Repeat the listing below in full, exactly as it stands.

[Extracted records]
■ ■ ■ ■ ■ ■ ■
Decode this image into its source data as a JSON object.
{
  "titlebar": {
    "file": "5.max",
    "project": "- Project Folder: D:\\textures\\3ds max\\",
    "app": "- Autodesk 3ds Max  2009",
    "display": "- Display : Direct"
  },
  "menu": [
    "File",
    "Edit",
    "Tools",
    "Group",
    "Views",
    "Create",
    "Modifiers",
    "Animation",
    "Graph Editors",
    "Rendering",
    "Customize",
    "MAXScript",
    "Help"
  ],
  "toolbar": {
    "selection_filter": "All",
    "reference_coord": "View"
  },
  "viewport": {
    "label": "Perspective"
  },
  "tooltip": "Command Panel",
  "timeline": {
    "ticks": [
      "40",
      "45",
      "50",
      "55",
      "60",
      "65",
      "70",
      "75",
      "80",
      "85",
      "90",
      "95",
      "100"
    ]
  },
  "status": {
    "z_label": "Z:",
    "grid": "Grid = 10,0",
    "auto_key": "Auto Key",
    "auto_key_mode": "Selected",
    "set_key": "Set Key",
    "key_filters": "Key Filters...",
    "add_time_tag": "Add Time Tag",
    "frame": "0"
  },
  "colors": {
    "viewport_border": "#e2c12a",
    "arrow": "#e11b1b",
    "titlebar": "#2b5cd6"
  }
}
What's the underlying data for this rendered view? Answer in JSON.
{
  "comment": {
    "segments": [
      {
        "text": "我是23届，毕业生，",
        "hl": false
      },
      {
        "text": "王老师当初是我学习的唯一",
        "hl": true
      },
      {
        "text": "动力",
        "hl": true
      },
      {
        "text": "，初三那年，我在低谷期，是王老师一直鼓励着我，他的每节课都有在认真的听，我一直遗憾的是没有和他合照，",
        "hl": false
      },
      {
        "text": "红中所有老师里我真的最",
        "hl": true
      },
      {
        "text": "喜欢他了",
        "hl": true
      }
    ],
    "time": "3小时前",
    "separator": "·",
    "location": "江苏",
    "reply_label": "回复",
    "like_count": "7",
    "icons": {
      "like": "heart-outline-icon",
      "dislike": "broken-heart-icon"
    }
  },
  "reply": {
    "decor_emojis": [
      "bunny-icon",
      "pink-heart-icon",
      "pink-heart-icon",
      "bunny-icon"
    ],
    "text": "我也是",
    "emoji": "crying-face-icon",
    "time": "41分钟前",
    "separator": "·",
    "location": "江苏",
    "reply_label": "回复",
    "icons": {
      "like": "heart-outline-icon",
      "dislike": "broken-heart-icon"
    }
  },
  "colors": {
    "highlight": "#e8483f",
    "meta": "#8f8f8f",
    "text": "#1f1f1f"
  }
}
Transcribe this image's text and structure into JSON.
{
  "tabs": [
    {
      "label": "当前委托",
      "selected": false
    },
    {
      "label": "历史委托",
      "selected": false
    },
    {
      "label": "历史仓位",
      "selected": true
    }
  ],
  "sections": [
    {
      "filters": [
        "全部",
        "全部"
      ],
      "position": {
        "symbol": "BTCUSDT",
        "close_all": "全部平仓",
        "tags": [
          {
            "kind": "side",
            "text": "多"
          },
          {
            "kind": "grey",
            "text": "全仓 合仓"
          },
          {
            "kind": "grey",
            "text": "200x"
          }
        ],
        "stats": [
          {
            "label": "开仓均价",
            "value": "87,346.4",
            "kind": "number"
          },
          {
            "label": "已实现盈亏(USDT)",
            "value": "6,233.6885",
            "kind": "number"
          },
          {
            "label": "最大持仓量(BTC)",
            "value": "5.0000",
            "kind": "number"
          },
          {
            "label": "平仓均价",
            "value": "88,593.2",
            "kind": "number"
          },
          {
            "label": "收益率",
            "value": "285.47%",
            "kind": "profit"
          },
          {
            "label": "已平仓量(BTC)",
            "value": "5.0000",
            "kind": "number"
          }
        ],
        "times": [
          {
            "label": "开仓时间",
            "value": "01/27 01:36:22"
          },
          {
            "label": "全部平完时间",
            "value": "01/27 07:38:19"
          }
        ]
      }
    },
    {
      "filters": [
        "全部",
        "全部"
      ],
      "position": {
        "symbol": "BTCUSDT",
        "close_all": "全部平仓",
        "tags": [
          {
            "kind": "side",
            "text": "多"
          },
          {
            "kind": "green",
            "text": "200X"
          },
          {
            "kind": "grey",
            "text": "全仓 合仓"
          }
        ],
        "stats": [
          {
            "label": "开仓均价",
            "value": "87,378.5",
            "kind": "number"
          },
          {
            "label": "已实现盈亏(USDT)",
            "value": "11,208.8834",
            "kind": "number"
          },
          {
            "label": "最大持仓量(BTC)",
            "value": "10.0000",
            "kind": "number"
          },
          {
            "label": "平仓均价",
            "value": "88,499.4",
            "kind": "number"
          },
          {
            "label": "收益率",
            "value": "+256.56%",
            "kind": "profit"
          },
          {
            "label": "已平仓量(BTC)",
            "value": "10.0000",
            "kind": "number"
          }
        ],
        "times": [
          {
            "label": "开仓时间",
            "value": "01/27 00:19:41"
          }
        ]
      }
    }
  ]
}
■ ■ ■ ■ ■ ■ ■
- [FINISHED EXERCISE]
Decode this image into its source data as a JSON object.
{
  "titlebar": {
    "file": "5.max",
    "project": "- Project Folder: D:\\textures\\3ds max\\",
    "app": "- Autodesk 3ds Max  2009",
    "display": "- Display : Direct"
  },
  "menu": [
    "File",
    "Edit",
    "Tools",
    "Group",
    "Views",
    "Create",
    "Modifiers",
    "Animation",
    "Graph Editors",
    "Rendering",
    "Customize",
    "MAXScript",
    "Help"
  ],
  "toolbar": {
    "selection_filter": "All",
    "reference_coord": "View"
  },
  "viewport": {
    "label": "Perspective"
  },
  "tooltip": "Command Panel",
  "timeline": {
    "ticks": [
      "40",
      "45",
      "50",
      "55",
      "60",
      "65",
      "70",
      "75",
      "80",
      "85",
      "90",
      "95",
      "100"
    ]
  },
  "status": {
    "z_label": "Z:",
    "grid": "Grid = 10,0",
    "auto_key": "Auto Key",
    "auto_key_mode": "Selected",
    "set_key": "Set Key",
    "key_filters": "Key Filters...",
    "add_time_tag": "Add Time Tag",
    "frame": "0"
  },
  "colors": {
    "viewport_border": "#e2c12a",
    "arrow": "#e11b1b",
    "titlebar": "#2b5cd6"
  }
}
What's the underlying data for this rendered view? Answer in JSON.
{
  "comment": {
    "segments": [
      {
        "text": "我是23届，毕业生，",
        "hl": false
      },
      {
        "text": "王老师当初是我学习的唯一",
        "hl": true
      },
      {
        "text": "动力",
        "hl": true
      },
      {
        "text": "，初三那年，我在低谷期，是王老师一直鼓励着我，他的每节课都有在认真的听，我一直遗憾的是没有和他合照，",
        "hl": false
      },
      {
        "text": "红中所有老师里我真的最",
        "hl": true
      },
      {
        "text": "喜欢他了",
        "hl": true
      }
    ],
    "time": "3小时前",
    "separator": "·",
    "location": "江苏",
    "reply_label": "回复",
    "like_count": "7",
    "icons": {
      "like": "heart-outline-icon",
      "dislike": "broken-heart-icon"
    }
  },
  "reply": {
    "decor_emojis": [
      "bunny-icon",
      "pink-heart-icon",
      "pink-heart-icon",
      "bunny-icon"
    ],
    "text": "我也是",
    "emoji": "crying-face-icon",
    "time": "41分钟前",
    "separator": "·",
    "location": "江苏",
    "reply_label": "回复",
    "icons": {
      "like": "heart-outline-icon",
      "dislike": "broken-heart-icon"
    }
  },
  "colors": {
    "highlight": "#e8483f",
    "meta": "#8f8f8f",
    "text": "#1f1f1f"
  }
}
Transcribe this image's text and structure into JSON.
{
  "tabs": [
    {
      "label": "当前委托",
      "selected": false
    },
    {
      "label": "历史委托",
      "selected": false
    },
    {
      "label": "历史仓位",
      "selected": true
    }
  ],
  "sections": [
    {
      "filters": [
        "全部",
        "全部"
      ],
      "position": {
        "symbol": "BTCUSDT",
        "close_all": "全部平仓",
        "tags": [
          {
            "kind": "side",
            "text": "多"
          },
          {
            "kind": "grey",
            "text": "全仓 合仓"
          },
          {
            "kind": "grey",
            "text": "200x"
          }
        ],
        "stats": [
          {
            "label": "开仓均价",
            "value": "87,346.4",
            "kind": "number"
          },
          {
            "label": "已实现盈亏(USDT)",
            "value": "6,233.6885",
            "kind": "number"
          },
          {
            "label": "最大持仓量(BTC)",
            "value": "5.0000",
            "kind": "number"
          },
          {
            "label": "平仓均价",
            "value": "88,593.2",
            "kind": "number"
          },
          {
            "label": "收益率",
            "value": "285.47%",
            "kind": "profit"
          },
          {
            "label": "已平仓量(BTC)",
            "value": "5.0000",
            "kind": "number"
          }
        ],
        "times": [
          {
            "label": "开仓时间",
            "value": "01/27 01:36:22"
          },
          {
            "label": "全部平完时间",
            "value": "01/27 07:38:19"
          }
        ]
      }
    },
    {
      "filters": [
        "全部",
        "全部"
      ],
      "position": {
        "symbol": "BTCUSDT",
        "close_all": "全部平仓",
        "tags": [
          {
            "kind": "side",
            "text": "多"
          },
          {
            "kind": "green",
            "text": "200X"
          },
          {
            "kind": "grey",
            "text": "全仓 合仓"
          }
        ],
        "stats": [
          {
            "label": "开仓均价",
            "value": "87,378.5",
            "kind": "number"
          },
          {
            "label": "已实现盈亏(USDT)",
            "value": "11,208.8834",
            "kind": "number"
          },
          {
            "label": "最大持仓量(BTC)",
            "value": "10.0000",
            "kind": "number"
          },
          {
            "label": "平仓均价",
            "value": "88,499.4",
            "kind": "number"
          },
          {
            "label": "收益率",
            "value": "+256.56%",
            "kind": "profit"
          },
          {
            "label": "已平仓量(BTC)",
            "value": "10.0000",
            "kind": "number"
          }
        ],
        "times": [
          {
            "label": "开仓时间",
            "value": "01/27 00:19:41"
          }
        ]
      }
    }
  ]
}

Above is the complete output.